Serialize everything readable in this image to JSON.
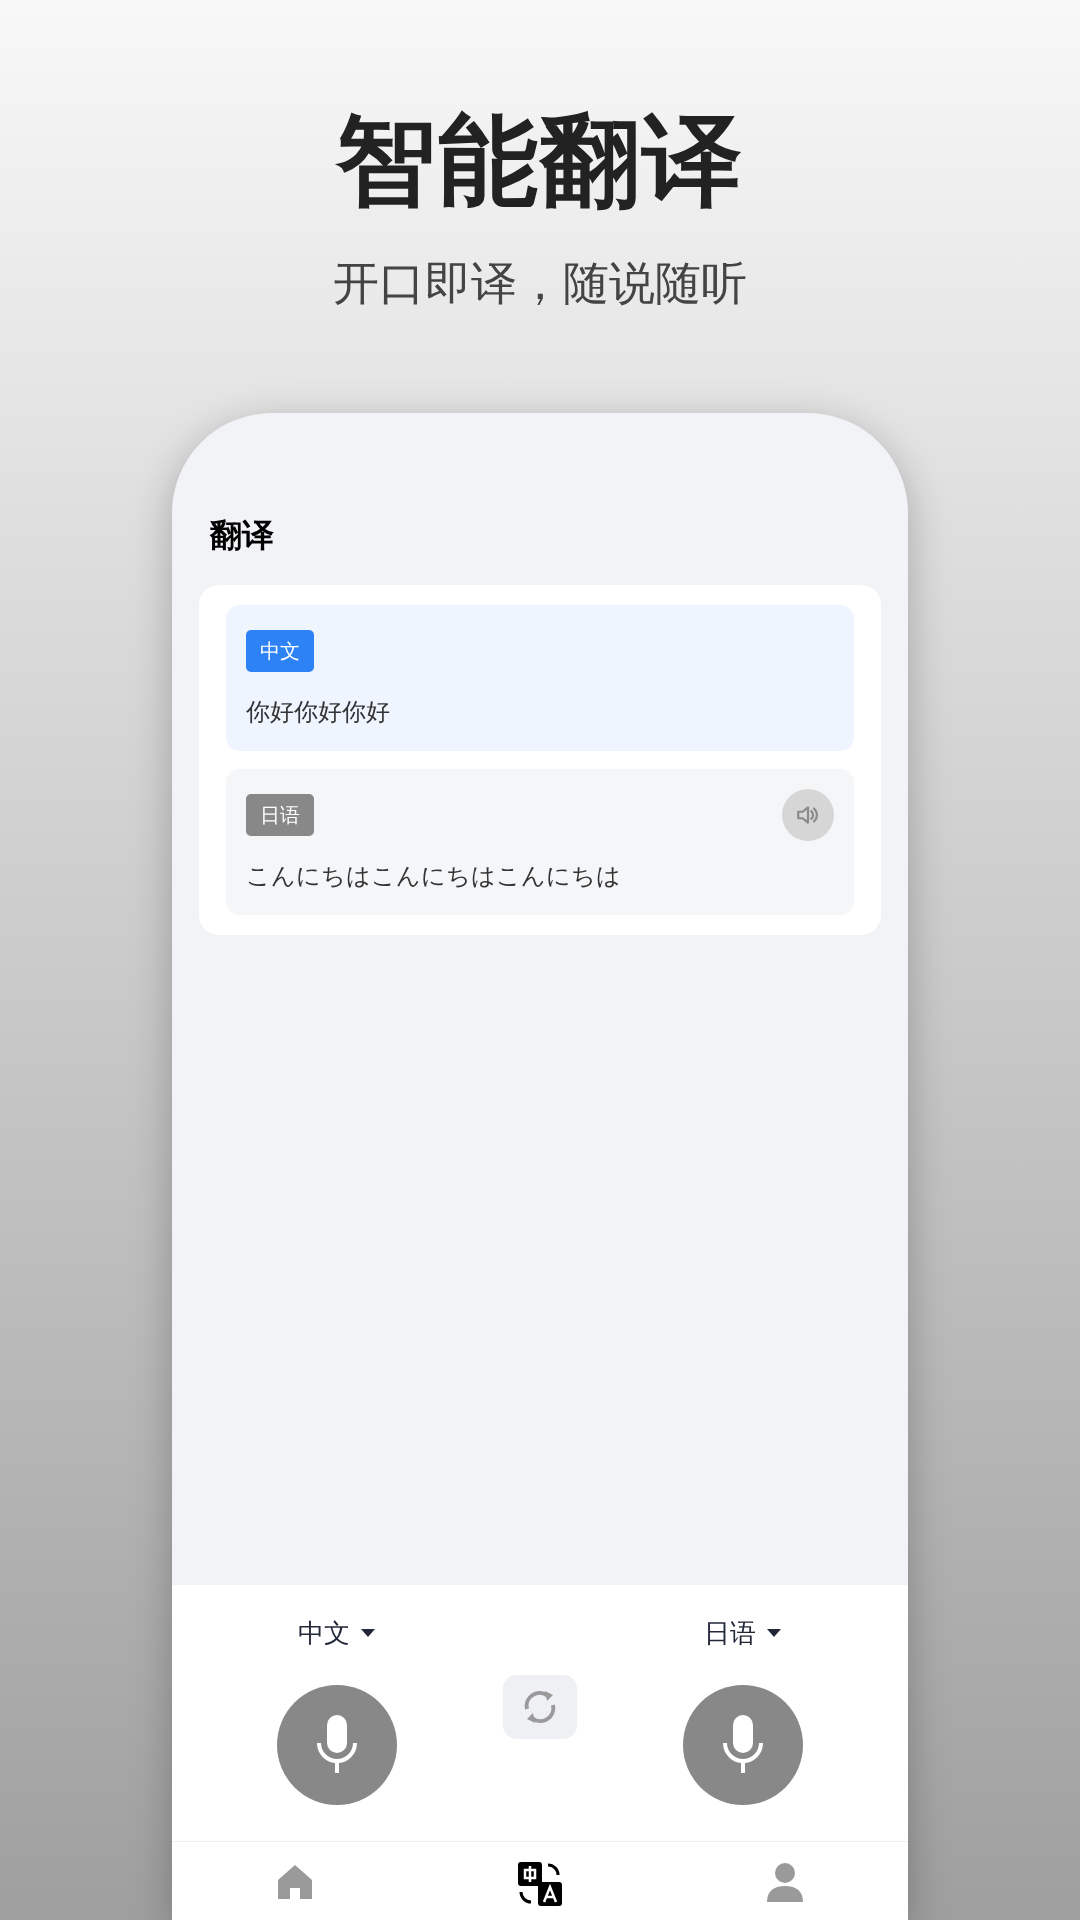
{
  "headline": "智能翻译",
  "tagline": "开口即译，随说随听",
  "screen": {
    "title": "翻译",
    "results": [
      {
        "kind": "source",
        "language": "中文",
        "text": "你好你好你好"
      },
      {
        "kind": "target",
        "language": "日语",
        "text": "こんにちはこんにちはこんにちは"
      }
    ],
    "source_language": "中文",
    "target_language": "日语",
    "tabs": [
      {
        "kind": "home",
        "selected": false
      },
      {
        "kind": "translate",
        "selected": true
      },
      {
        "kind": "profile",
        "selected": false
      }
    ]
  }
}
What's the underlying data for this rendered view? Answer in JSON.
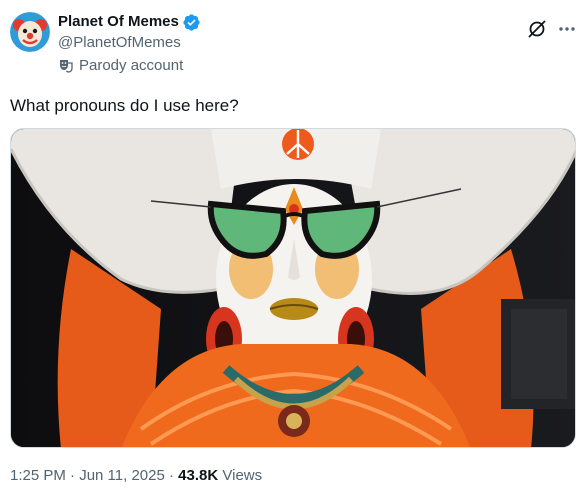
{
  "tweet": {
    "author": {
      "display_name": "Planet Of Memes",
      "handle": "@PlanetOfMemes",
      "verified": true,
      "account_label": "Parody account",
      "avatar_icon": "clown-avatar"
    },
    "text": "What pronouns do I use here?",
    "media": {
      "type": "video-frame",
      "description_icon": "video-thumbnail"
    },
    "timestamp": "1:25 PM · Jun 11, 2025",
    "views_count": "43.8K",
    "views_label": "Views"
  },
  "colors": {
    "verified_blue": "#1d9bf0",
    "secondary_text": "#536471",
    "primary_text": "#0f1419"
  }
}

-.-.-

== Objective ==
Every entry above should be duplicated exactly. Do not include the images.

== Result of this exercise ==
Serialize everything readable in this image to JSON.
{
  "headline": "智能翻译",
  "tagline": "开口即译，随说随听",
  "screen": {
    "title": "翻译",
    "results": [
      {
        "kind": "source",
        "language": "中文",
        "text": "你好你好你好"
      },
      {
        "kind": "target",
        "language": "日语",
        "text": "こんにちはこんにちはこんにちは"
      }
    ],
    "source_language": "中文",
    "target_language": "日语",
    "tabs": [
      {
        "kind": "home",
        "selected": false
      },
      {
        "kind": "translate",
        "selected": true
      },
      {
        "kind": "profile",
        "selected": false
      }
    ]
  }
}
What's the underlying data for this rendered view? Answer in JSON.
{
  "tweet": {
    "author": {
      "display_name": "Planet Of Memes",
      "handle": "@PlanetOfMemes",
      "verified": true,
      "account_label": "Parody account",
      "avatar_icon": "clown-avatar"
    },
    "text": "What pronouns do I use here?",
    "media": {
      "type": "video-frame",
      "description_icon": "video-thumbnail"
    },
    "timestamp": "1:25 PM · Jun 11, 2025",
    "views_count": "43.8K",
    "views_label": "Views"
  },
  "colors": {
    "verified_blue": "#1d9bf0",
    "secondary_text": "#536471",
    "primary_text": "#0f1419"
  }
}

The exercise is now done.